● Exercise directions
Identify every line in the records below that contains the word "осуществляется", and copy each of those lines.

● Dataset extract
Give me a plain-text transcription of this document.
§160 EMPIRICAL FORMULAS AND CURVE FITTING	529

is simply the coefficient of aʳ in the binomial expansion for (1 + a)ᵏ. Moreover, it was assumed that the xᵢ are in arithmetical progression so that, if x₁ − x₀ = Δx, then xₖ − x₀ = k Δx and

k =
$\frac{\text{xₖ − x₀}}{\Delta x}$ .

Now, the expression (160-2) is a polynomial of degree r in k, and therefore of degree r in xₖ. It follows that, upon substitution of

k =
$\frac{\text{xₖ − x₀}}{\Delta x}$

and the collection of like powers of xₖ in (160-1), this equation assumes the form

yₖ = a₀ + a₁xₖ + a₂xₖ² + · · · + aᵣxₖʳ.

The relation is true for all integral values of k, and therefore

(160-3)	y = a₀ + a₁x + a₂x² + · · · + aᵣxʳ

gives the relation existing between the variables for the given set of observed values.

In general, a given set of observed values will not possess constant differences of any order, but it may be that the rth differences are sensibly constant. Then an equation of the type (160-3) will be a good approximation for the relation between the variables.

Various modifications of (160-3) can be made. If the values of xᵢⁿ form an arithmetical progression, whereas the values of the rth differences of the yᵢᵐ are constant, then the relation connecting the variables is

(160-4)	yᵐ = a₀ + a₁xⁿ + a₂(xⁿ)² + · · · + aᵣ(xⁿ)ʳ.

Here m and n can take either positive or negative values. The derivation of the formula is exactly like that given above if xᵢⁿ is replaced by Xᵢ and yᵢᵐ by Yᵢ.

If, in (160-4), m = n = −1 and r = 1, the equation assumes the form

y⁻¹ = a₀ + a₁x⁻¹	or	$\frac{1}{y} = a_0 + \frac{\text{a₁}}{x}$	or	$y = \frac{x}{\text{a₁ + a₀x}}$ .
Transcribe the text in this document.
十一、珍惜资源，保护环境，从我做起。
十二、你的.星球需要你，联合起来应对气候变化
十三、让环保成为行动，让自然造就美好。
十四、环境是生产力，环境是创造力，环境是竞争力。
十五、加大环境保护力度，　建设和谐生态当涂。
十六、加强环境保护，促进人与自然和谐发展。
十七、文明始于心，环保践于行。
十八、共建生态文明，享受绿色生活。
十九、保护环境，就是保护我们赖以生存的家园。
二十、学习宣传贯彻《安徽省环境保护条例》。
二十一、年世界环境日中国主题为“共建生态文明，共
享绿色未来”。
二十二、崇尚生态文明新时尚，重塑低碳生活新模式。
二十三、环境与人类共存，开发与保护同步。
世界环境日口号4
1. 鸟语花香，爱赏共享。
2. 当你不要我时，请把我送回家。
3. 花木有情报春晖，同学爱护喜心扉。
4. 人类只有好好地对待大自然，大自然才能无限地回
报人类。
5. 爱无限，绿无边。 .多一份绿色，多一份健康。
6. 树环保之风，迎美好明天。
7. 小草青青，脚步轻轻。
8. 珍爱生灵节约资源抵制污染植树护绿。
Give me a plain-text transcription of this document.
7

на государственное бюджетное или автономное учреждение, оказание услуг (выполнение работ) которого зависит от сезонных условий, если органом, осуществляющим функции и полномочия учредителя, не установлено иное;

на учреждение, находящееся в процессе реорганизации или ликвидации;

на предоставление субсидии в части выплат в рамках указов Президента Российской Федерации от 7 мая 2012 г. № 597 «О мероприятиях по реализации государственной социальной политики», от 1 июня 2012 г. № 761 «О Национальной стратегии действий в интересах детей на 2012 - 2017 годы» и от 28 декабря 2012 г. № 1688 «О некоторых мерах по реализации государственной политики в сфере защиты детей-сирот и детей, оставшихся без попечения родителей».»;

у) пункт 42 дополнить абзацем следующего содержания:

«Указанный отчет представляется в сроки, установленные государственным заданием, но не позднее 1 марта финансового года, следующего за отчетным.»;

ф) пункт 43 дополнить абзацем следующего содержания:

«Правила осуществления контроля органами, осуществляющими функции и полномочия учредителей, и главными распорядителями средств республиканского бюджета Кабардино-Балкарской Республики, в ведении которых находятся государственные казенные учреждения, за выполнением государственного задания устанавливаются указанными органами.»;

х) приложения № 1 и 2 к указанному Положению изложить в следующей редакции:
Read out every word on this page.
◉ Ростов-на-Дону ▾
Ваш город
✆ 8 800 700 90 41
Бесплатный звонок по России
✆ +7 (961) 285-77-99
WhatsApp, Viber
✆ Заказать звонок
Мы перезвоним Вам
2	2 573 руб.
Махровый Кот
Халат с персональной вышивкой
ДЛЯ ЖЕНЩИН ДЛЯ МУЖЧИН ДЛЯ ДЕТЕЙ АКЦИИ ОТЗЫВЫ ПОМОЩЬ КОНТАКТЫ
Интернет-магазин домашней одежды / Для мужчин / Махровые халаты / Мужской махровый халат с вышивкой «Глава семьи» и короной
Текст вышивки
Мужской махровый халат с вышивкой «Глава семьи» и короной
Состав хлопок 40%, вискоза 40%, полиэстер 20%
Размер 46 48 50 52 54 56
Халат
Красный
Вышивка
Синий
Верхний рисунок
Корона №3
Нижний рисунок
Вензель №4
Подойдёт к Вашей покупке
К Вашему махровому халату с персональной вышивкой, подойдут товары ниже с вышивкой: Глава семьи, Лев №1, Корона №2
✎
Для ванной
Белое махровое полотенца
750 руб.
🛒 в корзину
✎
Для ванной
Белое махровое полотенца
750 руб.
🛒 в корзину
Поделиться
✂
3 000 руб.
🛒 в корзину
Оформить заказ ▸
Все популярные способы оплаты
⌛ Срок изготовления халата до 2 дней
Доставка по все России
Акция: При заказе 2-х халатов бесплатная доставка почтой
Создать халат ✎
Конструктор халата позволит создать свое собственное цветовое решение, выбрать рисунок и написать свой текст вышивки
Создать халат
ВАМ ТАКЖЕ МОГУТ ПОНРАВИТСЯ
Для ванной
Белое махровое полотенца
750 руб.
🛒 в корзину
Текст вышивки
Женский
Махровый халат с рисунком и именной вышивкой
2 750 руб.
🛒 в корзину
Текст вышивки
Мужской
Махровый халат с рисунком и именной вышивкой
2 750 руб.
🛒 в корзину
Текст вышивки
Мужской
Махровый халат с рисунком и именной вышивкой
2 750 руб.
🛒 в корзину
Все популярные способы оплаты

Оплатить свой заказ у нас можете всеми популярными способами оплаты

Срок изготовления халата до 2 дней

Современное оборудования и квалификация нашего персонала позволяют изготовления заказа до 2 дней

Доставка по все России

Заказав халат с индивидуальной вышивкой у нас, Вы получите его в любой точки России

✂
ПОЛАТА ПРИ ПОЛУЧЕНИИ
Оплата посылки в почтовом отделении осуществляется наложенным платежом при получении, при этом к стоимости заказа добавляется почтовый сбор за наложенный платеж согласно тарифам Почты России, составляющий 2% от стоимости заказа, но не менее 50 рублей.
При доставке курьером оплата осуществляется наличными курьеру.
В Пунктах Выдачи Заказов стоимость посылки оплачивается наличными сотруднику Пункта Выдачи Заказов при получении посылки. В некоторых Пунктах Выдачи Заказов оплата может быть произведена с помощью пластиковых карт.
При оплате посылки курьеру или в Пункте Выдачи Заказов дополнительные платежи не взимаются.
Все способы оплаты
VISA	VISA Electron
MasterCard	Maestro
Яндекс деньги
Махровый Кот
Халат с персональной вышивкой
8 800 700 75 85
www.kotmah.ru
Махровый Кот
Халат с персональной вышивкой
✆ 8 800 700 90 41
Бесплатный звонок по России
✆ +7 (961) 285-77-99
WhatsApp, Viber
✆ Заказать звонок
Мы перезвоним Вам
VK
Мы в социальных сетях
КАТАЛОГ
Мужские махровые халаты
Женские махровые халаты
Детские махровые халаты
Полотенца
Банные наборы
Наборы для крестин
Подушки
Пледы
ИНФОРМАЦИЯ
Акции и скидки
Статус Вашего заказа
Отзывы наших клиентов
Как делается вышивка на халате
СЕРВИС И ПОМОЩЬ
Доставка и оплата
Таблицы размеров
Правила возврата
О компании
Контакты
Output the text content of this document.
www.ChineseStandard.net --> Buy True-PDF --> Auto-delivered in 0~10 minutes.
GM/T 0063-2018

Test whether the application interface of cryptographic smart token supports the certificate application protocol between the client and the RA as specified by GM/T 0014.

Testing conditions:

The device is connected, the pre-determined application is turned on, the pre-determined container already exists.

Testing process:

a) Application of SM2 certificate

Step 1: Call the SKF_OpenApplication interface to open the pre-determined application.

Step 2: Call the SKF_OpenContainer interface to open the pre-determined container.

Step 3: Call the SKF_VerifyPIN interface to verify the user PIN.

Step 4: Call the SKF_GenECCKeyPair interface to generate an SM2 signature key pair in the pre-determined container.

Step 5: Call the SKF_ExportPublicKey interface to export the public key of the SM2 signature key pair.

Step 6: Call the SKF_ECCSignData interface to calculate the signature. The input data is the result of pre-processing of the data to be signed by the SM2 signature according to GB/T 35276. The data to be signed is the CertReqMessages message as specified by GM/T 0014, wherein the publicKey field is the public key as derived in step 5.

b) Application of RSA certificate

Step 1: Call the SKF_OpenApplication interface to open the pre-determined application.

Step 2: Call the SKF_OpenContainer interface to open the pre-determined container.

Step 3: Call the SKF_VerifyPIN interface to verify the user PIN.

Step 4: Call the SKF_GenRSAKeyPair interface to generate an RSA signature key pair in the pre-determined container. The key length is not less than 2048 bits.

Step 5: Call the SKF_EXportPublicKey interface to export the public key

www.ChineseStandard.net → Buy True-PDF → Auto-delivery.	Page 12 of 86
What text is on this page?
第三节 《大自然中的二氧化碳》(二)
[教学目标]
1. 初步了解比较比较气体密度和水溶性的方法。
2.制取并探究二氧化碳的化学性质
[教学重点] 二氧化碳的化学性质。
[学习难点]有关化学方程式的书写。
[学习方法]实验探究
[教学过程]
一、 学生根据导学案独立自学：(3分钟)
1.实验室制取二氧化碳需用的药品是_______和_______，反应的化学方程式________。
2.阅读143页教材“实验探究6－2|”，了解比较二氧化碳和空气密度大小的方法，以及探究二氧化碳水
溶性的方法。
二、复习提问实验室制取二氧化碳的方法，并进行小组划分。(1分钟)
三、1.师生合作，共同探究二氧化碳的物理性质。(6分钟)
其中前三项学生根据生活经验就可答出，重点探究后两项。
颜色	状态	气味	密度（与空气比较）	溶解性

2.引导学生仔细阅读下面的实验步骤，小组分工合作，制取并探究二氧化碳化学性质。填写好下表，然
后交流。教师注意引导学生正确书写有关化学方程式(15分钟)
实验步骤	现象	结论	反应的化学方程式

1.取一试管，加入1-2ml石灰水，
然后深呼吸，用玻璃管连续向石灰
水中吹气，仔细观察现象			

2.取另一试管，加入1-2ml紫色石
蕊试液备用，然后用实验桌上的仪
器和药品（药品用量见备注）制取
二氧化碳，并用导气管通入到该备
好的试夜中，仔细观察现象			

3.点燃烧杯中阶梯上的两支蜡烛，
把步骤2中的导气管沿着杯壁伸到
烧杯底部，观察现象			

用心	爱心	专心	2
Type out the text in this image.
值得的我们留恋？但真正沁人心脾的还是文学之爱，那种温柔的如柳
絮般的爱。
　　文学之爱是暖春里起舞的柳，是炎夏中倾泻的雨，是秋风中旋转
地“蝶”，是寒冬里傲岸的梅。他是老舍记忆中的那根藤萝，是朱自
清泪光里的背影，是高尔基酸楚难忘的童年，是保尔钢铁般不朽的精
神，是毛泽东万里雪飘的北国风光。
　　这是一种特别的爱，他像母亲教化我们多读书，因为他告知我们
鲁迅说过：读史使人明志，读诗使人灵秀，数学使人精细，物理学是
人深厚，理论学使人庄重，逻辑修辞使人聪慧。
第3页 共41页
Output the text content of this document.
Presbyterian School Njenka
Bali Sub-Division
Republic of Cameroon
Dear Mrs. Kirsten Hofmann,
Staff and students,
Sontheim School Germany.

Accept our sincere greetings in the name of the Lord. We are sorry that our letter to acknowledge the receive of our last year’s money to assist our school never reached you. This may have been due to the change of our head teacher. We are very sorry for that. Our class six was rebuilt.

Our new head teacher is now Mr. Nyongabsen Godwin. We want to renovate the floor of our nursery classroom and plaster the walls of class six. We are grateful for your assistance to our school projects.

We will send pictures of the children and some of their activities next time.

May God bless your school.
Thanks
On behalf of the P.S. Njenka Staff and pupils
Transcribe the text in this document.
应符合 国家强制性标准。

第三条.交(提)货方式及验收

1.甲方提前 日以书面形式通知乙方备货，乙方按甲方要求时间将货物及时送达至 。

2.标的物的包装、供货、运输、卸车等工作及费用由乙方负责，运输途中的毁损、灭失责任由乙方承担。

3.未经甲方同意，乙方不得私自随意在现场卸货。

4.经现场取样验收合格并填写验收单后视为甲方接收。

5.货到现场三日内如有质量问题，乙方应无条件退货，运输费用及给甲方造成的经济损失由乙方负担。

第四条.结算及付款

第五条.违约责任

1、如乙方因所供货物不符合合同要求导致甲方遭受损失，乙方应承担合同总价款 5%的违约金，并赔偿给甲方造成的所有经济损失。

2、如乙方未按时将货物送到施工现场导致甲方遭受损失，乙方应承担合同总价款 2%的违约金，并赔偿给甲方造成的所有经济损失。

● Exercise output
Оплата посылки в почтовом отделении осуществляется наложенным платежом при получении, при этом к стоимости заказа добавляется почтовый сбор за наложенный платеж согласно тарифам Почты России, составляющий 2% от стоимости заказа, но не менее 50 рублей.
При доставке курьером оплата осуществляется наличными курьеру.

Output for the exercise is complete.